## Work instructions
The data must be written out once more, precisely as given.

[start]

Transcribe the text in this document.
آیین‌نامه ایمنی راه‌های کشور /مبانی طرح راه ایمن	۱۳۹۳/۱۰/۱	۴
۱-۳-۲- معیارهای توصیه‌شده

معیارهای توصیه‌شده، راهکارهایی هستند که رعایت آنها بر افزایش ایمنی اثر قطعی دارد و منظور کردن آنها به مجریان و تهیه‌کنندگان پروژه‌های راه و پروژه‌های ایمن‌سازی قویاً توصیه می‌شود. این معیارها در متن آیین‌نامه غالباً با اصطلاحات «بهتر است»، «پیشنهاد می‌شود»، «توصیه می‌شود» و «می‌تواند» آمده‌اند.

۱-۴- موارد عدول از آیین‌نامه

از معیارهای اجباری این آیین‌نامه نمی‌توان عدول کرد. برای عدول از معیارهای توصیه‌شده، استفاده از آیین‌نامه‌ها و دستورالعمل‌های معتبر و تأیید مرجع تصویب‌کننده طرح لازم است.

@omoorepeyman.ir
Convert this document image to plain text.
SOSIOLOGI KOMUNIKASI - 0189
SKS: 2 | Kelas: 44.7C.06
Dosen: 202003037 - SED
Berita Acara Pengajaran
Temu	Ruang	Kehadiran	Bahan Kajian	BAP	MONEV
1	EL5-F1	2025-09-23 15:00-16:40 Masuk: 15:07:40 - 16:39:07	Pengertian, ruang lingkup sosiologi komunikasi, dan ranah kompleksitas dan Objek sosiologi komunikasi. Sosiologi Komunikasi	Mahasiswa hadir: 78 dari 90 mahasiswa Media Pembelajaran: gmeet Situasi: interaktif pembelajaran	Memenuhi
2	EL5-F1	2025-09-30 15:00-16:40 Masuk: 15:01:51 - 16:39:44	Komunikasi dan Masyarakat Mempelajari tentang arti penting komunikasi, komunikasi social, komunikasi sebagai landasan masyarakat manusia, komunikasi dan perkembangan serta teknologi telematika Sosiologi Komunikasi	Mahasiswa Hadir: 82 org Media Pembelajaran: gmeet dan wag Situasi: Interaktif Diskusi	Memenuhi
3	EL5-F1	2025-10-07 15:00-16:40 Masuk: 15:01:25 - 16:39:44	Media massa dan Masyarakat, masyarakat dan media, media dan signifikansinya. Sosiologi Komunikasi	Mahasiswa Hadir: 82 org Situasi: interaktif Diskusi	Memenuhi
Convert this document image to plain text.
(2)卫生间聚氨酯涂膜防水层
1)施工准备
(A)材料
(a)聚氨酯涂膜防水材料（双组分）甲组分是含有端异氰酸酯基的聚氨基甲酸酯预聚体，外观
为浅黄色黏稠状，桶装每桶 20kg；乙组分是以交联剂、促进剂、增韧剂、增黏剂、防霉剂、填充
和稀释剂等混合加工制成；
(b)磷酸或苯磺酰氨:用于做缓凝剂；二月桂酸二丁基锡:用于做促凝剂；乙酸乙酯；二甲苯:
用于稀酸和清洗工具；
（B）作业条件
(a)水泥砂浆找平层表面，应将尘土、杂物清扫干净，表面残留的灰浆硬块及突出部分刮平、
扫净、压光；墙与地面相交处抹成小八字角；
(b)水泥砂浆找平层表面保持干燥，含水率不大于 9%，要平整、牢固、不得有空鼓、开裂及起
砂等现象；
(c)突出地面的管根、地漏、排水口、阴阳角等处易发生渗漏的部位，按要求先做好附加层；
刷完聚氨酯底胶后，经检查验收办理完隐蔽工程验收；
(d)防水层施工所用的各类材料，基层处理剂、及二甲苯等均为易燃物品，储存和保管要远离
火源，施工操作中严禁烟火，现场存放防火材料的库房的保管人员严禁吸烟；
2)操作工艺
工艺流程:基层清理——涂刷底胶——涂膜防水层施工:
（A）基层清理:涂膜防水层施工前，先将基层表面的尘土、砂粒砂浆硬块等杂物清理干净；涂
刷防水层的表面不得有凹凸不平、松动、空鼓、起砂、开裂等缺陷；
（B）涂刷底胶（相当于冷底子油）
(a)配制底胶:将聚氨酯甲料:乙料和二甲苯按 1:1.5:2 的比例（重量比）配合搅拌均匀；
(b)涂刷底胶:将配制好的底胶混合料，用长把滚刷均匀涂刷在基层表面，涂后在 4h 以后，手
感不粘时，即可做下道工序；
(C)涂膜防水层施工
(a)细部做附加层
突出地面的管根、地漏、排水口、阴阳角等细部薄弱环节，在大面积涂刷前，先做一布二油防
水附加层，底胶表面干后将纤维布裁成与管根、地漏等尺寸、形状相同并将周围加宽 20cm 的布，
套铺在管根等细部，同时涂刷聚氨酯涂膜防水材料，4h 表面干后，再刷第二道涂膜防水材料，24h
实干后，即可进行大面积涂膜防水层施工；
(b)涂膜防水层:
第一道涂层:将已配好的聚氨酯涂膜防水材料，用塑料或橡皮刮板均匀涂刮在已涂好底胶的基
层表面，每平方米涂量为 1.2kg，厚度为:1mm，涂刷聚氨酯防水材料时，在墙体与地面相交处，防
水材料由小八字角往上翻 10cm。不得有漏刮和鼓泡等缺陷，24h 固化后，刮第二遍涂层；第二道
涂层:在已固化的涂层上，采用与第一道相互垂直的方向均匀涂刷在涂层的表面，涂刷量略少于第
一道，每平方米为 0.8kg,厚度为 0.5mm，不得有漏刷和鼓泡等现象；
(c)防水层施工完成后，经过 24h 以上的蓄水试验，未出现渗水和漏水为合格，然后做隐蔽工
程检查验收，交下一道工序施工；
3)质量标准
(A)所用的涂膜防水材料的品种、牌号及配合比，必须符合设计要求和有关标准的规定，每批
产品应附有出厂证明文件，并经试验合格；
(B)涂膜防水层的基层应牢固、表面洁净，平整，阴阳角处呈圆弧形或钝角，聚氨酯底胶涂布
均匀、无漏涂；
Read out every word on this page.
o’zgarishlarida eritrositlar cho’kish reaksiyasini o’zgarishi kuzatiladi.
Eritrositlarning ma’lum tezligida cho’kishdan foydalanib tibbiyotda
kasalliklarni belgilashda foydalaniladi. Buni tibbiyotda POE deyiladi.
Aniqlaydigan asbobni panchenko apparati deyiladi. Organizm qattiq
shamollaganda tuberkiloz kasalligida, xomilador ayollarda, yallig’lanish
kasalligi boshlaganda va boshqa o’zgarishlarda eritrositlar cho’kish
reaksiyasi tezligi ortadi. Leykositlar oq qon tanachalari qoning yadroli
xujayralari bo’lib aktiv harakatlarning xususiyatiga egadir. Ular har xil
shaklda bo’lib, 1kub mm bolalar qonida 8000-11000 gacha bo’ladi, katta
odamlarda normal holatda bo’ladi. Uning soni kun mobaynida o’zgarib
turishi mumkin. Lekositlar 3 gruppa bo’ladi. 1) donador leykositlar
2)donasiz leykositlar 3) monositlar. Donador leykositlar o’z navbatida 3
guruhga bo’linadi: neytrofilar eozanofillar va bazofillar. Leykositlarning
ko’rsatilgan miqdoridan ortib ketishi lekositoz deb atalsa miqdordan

[end]

## Result for this task
Transcribe the text in this document.
آیین‌نامه ایمنی راه‌های کشور /مبانی طرح راه ایمن	۱۳۹۳/۱۰/۱	۴
۱-۳-۲- معیارهای توصیه‌شده

معیارهای توصیه‌شده، راهکارهایی هستند که رعایت آنها بر افزایش ایمنی اثر قطعی دارد و منظور کردن آنها به مجریان و تهیه‌کنندگان پروژه‌های راه و پروژه‌های ایمن‌سازی قویاً توصیه می‌شود. این معیارها در متن آیین‌نامه غالباً با اصطلاحات «بهتر است»، «پیشنهاد می‌شود»، «توصیه می‌شود» و «می‌تواند» آمده‌اند.

۱-۴- موارد عدول از آیین‌نامه

از معیارهای اجباری این آیین‌نامه نمی‌توان عدول کرد. برای عدول از معیارهای توصیه‌شده، استفاده از آیین‌نامه‌ها و دستورالعمل‌های معتبر و تأیید مرجع تصویب‌کننده طرح لازم است.

@omoorepeyman.ir
Convert this document image to plain text.
SOSIOLOGI KOMUNIKASI - 0189
SKS: 2 | Kelas: 44.7C.06
Dosen: 202003037 - SED
Berita Acara Pengajaran
Temu	Ruang	Kehadiran	Bahan Kajian	BAP	MONEV
1	EL5-F1	2025-09-23 15:00-16:40 Masuk: 15:07:40 - 16:39:07	Pengertian, ruang lingkup sosiologi komunikasi, dan ranah kompleksitas dan Objek sosiologi komunikasi. Sosiologi Komunikasi	Mahasiswa hadir: 78 dari 90 mahasiswa Media Pembelajaran: gmeet Situasi: interaktif pembelajaran	Memenuhi
2	EL5-F1	2025-09-30 15:00-16:40 Masuk: 15:01:51 - 16:39:44	Komunikasi dan Masyarakat Mempelajari tentang arti penting komunikasi, komunikasi social, komunikasi sebagai landasan masyarakat manusia, komunikasi dan perkembangan serta teknologi telematika Sosiologi Komunikasi	Mahasiswa Hadir: 82 org Media Pembelajaran: gmeet dan wag Situasi: Interaktif Diskusi	Memenuhi
3	EL5-F1	2025-10-07 15:00-16:40 Masuk: 15:01:25 - 16:39:44	Media massa dan Masyarakat, masyarakat dan media, media dan signifikansinya. Sosiologi Komunikasi	Mahasiswa Hadir: 82 org Situasi: interaktif Diskusi	Memenuhi
Convert this document image to plain text.
(2)卫生间聚氨酯涂膜防水层
1)施工准备
(A)材料
(a)聚氨酯涂膜防水材料（双组分）甲组分是含有端异氰酸酯基的聚氨基甲酸酯预聚体，外观
为浅黄色黏稠状，桶装每桶 20kg；乙组分是以交联剂、促进剂、增韧剂、增黏剂、防霉剂、填充
和稀释剂等混合加工制成；
(b)磷酸或苯磺酰氨:用于做缓凝剂；二月桂酸二丁基锡:用于做促凝剂；乙酸乙酯；二甲苯:
用于稀酸和清洗工具；
（B）作业条件
(a)水泥砂浆找平层表面，应将尘土、杂物清扫干净，表面残留的灰浆硬块及突出部分刮平、
扫净、压光；墙与地面相交处抹成小八字角；
(b)水泥砂浆找平层表面保持干燥，含水率不大于 9%，要平整、牢固、不得有空鼓、开裂及起
砂等现象；
(c)突出地面的管根、地漏、排水口、阴阳角等处易发生渗漏的部位，按要求先做好附加层；
刷完聚氨酯底胶后，经检查验收办理完隐蔽工程验收；
(d)防水层施工所用的各类材料，基层处理剂、及二甲苯等均为易燃物品，储存和保管要远离
火源，施工操作中严禁烟火，现场存放防火材料的库房的保管人员严禁吸烟；
2)操作工艺
工艺流程:基层清理——涂刷底胶——涂膜防水层施工:
（A）基层清理:涂膜防水层施工前，先将基层表面的尘土、砂粒砂浆硬块等杂物清理干净；涂
刷防水层的表面不得有凹凸不平、松动、空鼓、起砂、开裂等缺陷；
（B）涂刷底胶（相当于冷底子油）
(a)配制底胶:将聚氨酯甲料:乙料和二甲苯按 1:1.5:2 的比例（重量比）配合搅拌均匀；
(b)涂刷底胶:将配制好的底胶混合料，用长把滚刷均匀涂刷在基层表面，涂后在 4h 以后，手
感不粘时，即可做下道工序；
(C)涂膜防水层施工
(a)细部做附加层
突出地面的管根、地漏、排水口、阴阳角等细部薄弱环节，在大面积涂刷前，先做一布二油防
水附加层，底胶表面干后将纤维布裁成与管根、地漏等尺寸、形状相同并将周围加宽 20cm 的布，
套铺在管根等细部，同时涂刷聚氨酯涂膜防水材料，4h 表面干后，再刷第二道涂膜防水材料，24h
实干后，即可进行大面积涂膜防水层施工；
(b)涂膜防水层:
第一道涂层:将已配好的聚氨酯涂膜防水材料，用塑料或橡皮刮板均匀涂刮在已涂好底胶的基
层表面，每平方米涂量为 1.2kg，厚度为:1mm，涂刷聚氨酯防水材料时，在墙体与地面相交处，防
水材料由小八字角往上翻 10cm。不得有漏刮和鼓泡等缺陷，24h 固化后，刮第二遍涂层；第二道
涂层:在已固化的涂层上，采用与第一道相互垂直的方向均匀涂刷在涂层的表面，涂刷量略少于第
一道，每平方米为 0.8kg,厚度为 0.5mm，不得有漏刷和鼓泡等现象；
(c)防水层施工完成后，经过 24h 以上的蓄水试验，未出现渗水和漏水为合格，然后做隐蔽工
程检查验收，交下一道工序施工；
3)质量标准
(A)所用的涂膜防水材料的品种、牌号及配合比，必须符合设计要求和有关标准的规定，每批
产品应附有出厂证明文件，并经试验合格；
(B)涂膜防水层的基层应牢固、表面洁净，平整，阴阳角处呈圆弧形或钝角，聚氨酯底胶涂布
均匀、无漏涂；
Read out every word on this page.
o’zgarishlarida eritrositlar cho’kish reaksiyasini o’zgarishi kuzatiladi.
Eritrositlarning ma’lum tezligida cho’kishdan foydalanib tibbiyotda
kasalliklarni belgilashda foydalaniladi. Buni tibbiyotda POE deyiladi.
Aniqlaydigan asbobni panchenko apparati deyiladi. Organizm qattiq
shamollaganda tuberkiloz kasalligida, xomilador ayollarda, yallig’lanish
kasalligi boshlaganda va boshqa o’zgarishlarda eritrositlar cho’kish
reaksiyasi tezligi ortadi. Leykositlar oq qon tanachalari qoning yadroli
xujayralari bo’lib aktiv harakatlarning xususiyatiga egadir. Ular har xil
shaklda bo’lib, 1kub mm bolalar qonida 8000-11000 gacha bo’ladi, katta
odamlarda normal holatda bo’ladi. Uning soni kun mobaynida o’zgarib
turishi mumkin. Lekositlar 3 gruppa bo’ladi. 1) donador leykositlar
2)donasiz leykositlar 3) monositlar. Donador leykositlar o’z navbatida 3
guruhga bo’linadi: neytrofilar eozanofillar va bazofillar. Leykositlarning
ko’rsatilgan miqdoridan ortib ketishi lekositoz deb atalsa miqdordan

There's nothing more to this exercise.